(Records that describe figures):
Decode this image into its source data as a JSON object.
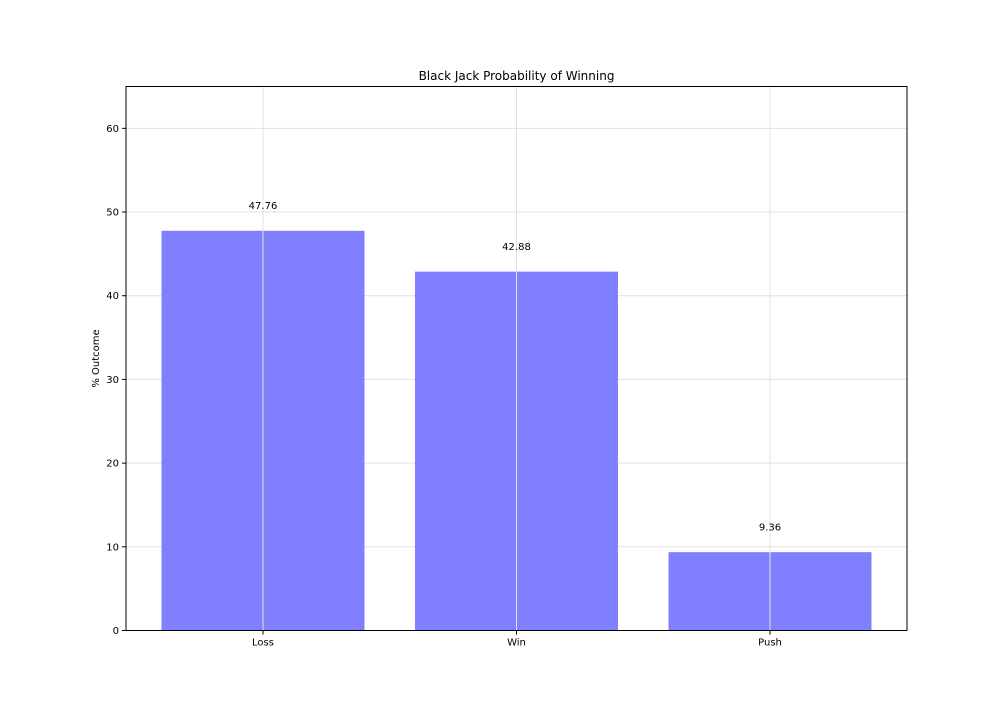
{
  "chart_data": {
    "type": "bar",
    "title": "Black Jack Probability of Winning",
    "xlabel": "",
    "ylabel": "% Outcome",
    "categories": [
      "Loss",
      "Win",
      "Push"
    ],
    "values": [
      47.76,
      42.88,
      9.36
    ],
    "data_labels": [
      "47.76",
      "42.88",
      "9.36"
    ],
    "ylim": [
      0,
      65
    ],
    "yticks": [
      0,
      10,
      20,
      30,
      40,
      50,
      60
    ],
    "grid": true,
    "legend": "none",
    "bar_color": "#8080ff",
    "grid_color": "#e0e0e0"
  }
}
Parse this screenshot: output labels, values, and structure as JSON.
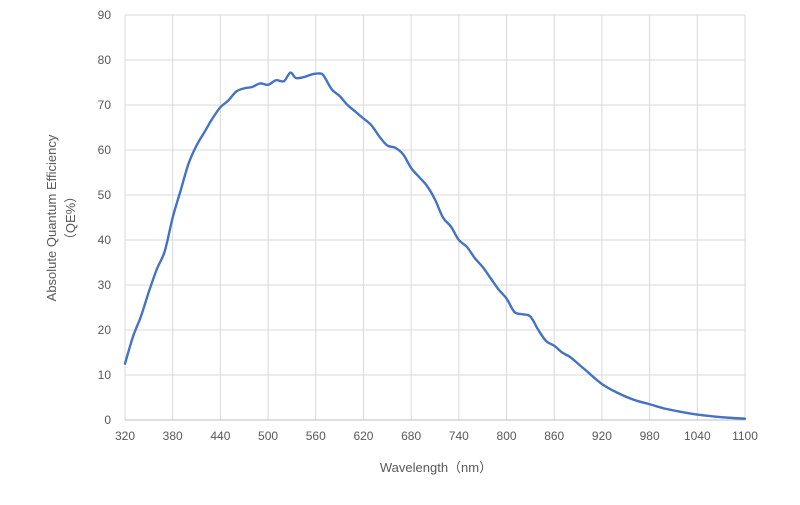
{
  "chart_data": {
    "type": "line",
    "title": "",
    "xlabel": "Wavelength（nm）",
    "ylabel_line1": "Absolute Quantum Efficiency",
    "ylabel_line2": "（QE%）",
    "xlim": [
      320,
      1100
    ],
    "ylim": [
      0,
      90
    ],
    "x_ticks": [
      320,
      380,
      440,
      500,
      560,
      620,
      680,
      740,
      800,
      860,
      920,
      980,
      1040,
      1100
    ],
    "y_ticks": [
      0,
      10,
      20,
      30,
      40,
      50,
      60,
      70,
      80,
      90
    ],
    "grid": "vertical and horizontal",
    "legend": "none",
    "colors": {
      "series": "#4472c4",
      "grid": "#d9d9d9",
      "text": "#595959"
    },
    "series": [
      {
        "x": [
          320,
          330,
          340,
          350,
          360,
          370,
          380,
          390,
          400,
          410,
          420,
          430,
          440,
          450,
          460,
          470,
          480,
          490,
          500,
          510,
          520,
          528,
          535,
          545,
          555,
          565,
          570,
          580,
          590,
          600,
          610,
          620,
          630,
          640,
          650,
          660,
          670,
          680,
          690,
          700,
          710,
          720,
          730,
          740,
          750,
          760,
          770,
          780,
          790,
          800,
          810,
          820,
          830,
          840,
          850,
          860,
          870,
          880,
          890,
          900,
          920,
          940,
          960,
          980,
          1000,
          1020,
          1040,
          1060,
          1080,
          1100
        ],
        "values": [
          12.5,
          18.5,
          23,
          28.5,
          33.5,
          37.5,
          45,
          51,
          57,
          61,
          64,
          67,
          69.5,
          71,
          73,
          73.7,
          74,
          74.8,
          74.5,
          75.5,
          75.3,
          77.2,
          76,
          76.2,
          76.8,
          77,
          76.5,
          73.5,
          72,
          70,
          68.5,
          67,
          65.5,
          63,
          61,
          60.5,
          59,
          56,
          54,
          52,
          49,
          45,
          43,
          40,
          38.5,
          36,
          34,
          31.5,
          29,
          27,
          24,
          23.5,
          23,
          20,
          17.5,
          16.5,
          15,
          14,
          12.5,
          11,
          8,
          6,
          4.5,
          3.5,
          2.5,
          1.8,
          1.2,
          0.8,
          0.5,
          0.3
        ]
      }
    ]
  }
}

(Exercise brief):
Could you repeat all of the material exactly? Pictures should not be copied.

(Correct response):
Decode this image into its source data as a JSON object.
{
  "chart_data": {
    "type": "bar",
    "title": "Black Jack Probability of Winning",
    "xlabel": "",
    "ylabel": "% Outcome",
    "categories": [
      "Loss",
      "Win",
      "Push"
    ],
    "values": [
      47.76,
      42.88,
      9.36
    ],
    "data_labels": [
      "47.76",
      "42.88",
      "9.36"
    ],
    "ylim": [
      0,
      65
    ],
    "yticks": [
      0,
      10,
      20,
      30,
      40,
      50,
      60
    ],
    "grid": true,
    "legend": "none",
    "bar_color": "#8080ff",
    "grid_color": "#e0e0e0"
  }
}
Parse this screenshot: output labels, values, and structure as JSON.
{
  "chart_data": {
    "type": "line",
    "title": "",
    "xlabel": "Wavelength（nm）",
    "ylabel_line1": "Absolute Quantum Efficiency",
    "ylabel_line2": "（QE%）",
    "xlim": [
      320,
      1100
    ],
    "ylim": [
      0,
      90
    ],
    "x_ticks": [
      320,
      380,
      440,
      500,
      560,
      620,
      680,
      740,
      800,
      860,
      920,
      980,
      1040,
      1100
    ],
    "y_ticks": [
      0,
      10,
      20,
      30,
      40,
      50,
      60,
      70,
      80,
      90
    ],
    "grid": "vertical and horizontal",
    "legend": "none",
    "colors": {
      "series": "#4472c4",
      "grid": "#d9d9d9",
      "text": "#595959"
    },
    "series": [
      {
        "x": [
          320,
          330,
          340,
          350,
          360,
          370,
          380,
          390,
          400,
          410,
          420,
          430,
          440,
          450,
          460,
          470,
          480,
          490,
          500,
          510,
          520,
          528,
          535,
          545,
          555,
          565,
          570,
          580,
          590,
          600,
          610,
          620,
          630,
          640,
          650,
          660,
          670,
          680,
          690,
          700,
          710,
          720,
          730,
          740,
          750,
          760,
          770,
          780,
          790,
          800,
          810,
          820,
          830,
          840,
          850,
          860,
          870,
          880,
          890,
          900,
          920,
          940,
          960,
          980,
          1000,
          1020,
          1040,
          1060,
          1080,
          1100
        ],
        "values": [
          12.5,
          18.5,
          23,
          28.5,
          33.5,
          37.5,
          45,
          51,
          57,
          61,
          64,
          67,
          69.5,
          71,
          73,
          73.7,
          74,
          74.8,
          74.5,
          75.5,
          75.3,
          77.2,
          76,
          76.2,
          76.8,
          77,
          76.5,
          73.5,
          72,
          70,
          68.5,
          67,
          65.5,
          63,
          61,
          60.5,
          59,
          56,
          54,
          52,
          49,
          45,
          43,
          40,
          38.5,
          36,
          34,
          31.5,
          29,
          27,
          24,
          23.5,
          23,
          20,
          17.5,
          16.5,
          15,
          14,
          12.5,
          11,
          8,
          6,
          4.5,
          3.5,
          2.5,
          1.8,
          1.2,
          0.8,
          0.5,
          0.3
        ]
      }
    ]
  }
}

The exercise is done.